-- start RECORDS FOR THIS TASK --

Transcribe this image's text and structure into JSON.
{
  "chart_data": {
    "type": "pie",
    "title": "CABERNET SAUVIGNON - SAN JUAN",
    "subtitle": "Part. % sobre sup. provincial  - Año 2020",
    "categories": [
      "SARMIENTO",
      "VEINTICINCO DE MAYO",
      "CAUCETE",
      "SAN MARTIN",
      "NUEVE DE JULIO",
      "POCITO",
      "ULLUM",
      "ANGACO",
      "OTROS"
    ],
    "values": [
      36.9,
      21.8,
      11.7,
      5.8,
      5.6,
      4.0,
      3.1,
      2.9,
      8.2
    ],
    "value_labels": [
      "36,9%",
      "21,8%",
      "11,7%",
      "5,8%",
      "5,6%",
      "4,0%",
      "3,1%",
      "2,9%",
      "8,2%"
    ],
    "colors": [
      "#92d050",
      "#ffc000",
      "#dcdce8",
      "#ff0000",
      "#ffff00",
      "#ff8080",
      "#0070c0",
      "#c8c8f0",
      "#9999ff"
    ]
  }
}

-- end RECORDS FOR THIS TASK --

WRITTEN REQUEST —
The full set of records should be duplicated exactly.

EXERCISE RESULT —
Transcribe this image's text and structure into JSON.
{
  "chart_data": {
    "type": "pie",
    "title": "CABERNET SAUVIGNON - SAN JUAN",
    "subtitle": "Part. % sobre sup. provincial  - Año 2020",
    "categories": [
      "SARMIENTO",
      "VEINTICINCO DE MAYO",
      "CAUCETE",
      "SAN MARTIN",
      "NUEVE DE JULIO",
      "POCITO",
      "ULLUM",
      "ANGACO",
      "OTROS"
    ],
    "values": [
      36.9,
      21.8,
      11.7,
      5.8,
      5.6,
      4.0,
      3.1,
      2.9,
      8.2
    ],
    "value_labels": [
      "36,9%",
      "21,8%",
      "11,7%",
      "5,8%",
      "5,6%",
      "4,0%",
      "3,1%",
      "2,9%",
      "8,2%"
    ],
    "colors": [
      "#92d050",
      "#ffc000",
      "#dcdce8",
      "#ff0000",
      "#ffff00",
      "#ff8080",
      "#0070c0",
      "#c8c8f0",
      "#9999ff"
    ]
  }
}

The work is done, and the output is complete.